__Exercise details__
Transcribe every line exactly. Leave the pictures behind.

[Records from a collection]
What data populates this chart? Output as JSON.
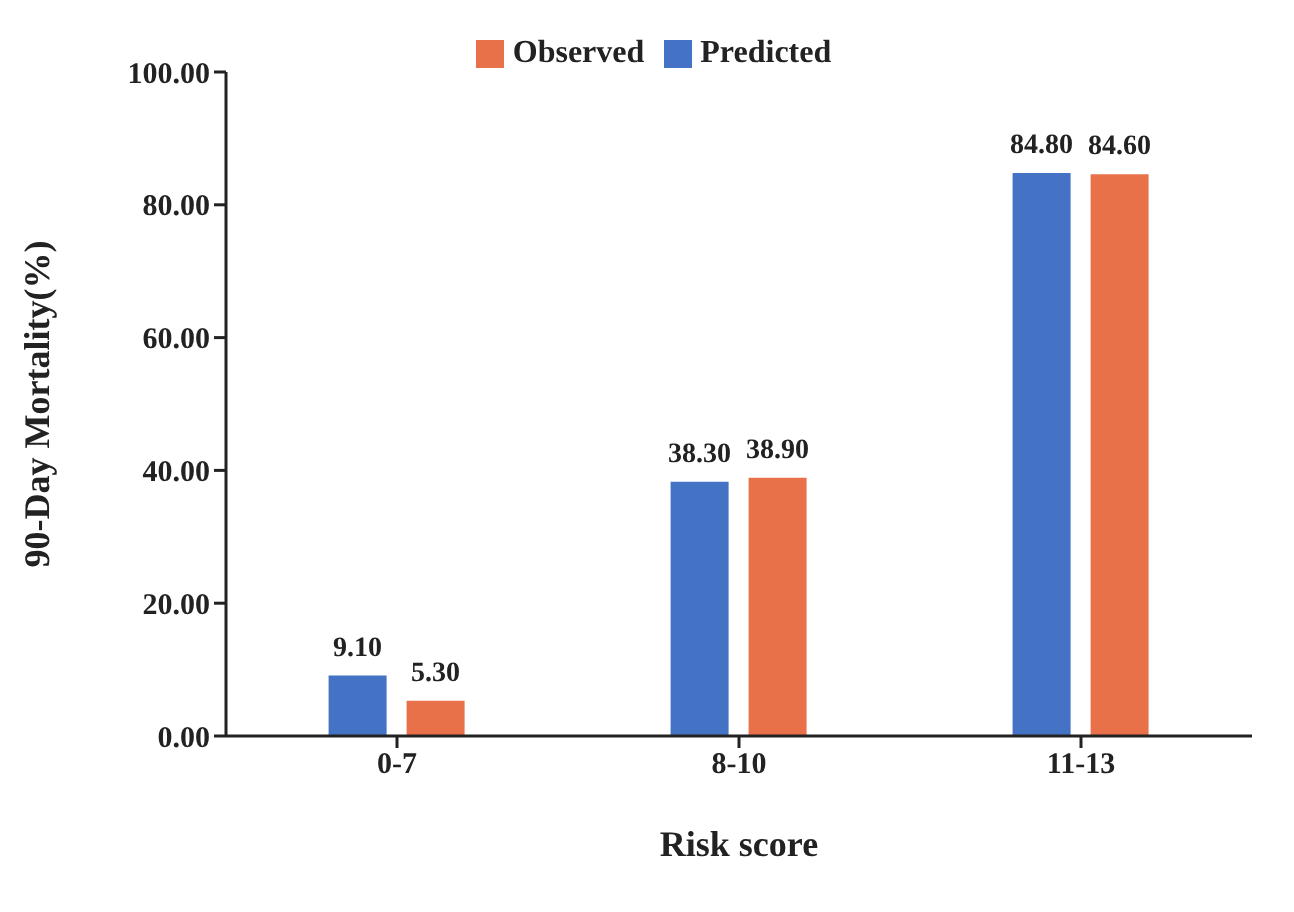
{
  "chart_data": {
    "type": "bar",
    "xlabel": "Risk score",
    "ylabel": "90-Day Mortality(%)",
    "categories": [
      "0-7",
      "8-10",
      "11-13"
    ],
    "series": [
      {
        "name": "Predicted",
        "color": "#4472c4",
        "values": [
          9.1,
          38.3,
          84.8
        ],
        "value_labels": [
          "9.10",
          "38.30",
          "84.80"
        ]
      },
      {
        "name": "Observed",
        "color": "#e8714a",
        "values": [
          5.3,
          38.9,
          84.6
        ],
        "value_labels": [
          "5.30",
          "38.90",
          "84.60"
        ]
      }
    ],
    "ylim": [
      0,
      100
    ],
    "yticks": [
      {
        "value": 0,
        "label": "0.00"
      },
      {
        "value": 20,
        "label": "20.00"
      },
      {
        "value": 40,
        "label": "40.00"
      },
      {
        "value": 60,
        "label": "60.00"
      },
      {
        "value": 80,
        "label": "80.00"
      },
      {
        "value": 100,
        "label": "100.00"
      }
    ],
    "grid": false,
    "legend": "top"
  }
}
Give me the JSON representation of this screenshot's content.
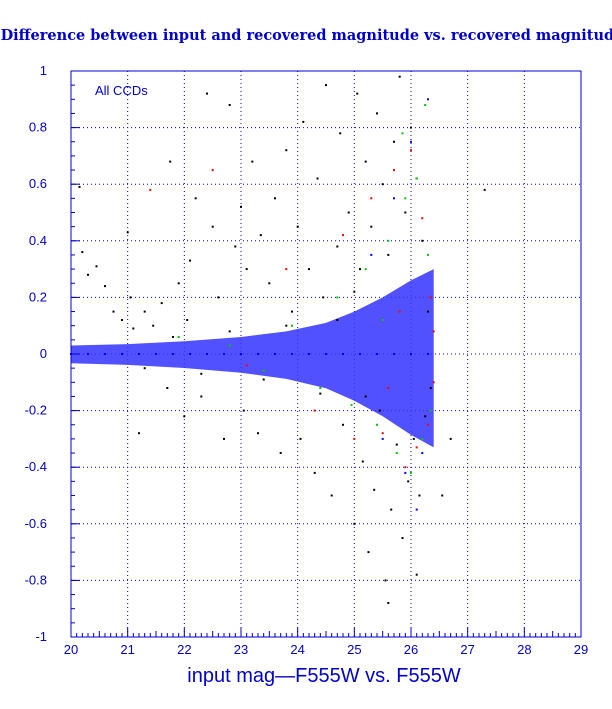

__Response to the exercise__
What data populates this chart? Output as JSON.
{
  "chart_data": {
    "type": "bar",
    "xlabel": "Risk score",
    "ylabel": "90-Day Mortality(%)",
    "categories": [
      "0-7",
      "8-10",
      "11-13"
    ],
    "series": [
      {
        "name": "Predicted",
        "color": "#4472c4",
        "values": [
          9.1,
          38.3,
          84.8
        ],
        "value_labels": [
          "9.10",
          "38.30",
          "84.80"
        ]
      },
      {
        "name": "Observed",
        "color": "#e8714a",
        "values": [
          5.3,
          38.9,
          84.6
        ],
        "value_labels": [
          "5.30",
          "38.90",
          "84.60"
        ]
      }
    ],
    "ylim": [
      0,
      100
    ],
    "yticks": [
      {
        "value": 0,
        "label": "0.00"
      },
      {
        "value": 20,
        "label": "20.00"
      },
      {
        "value": 40,
        "label": "40.00"
      },
      {
        "value": 60,
        "label": "60.00"
      },
      {
        "value": 80,
        "label": "80.00"
      },
      {
        "value": 100,
        "label": "100.00"
      }
    ],
    "grid": false,
    "legend": "top"
  }
}
Give me the JSON representation of this screenshot's content.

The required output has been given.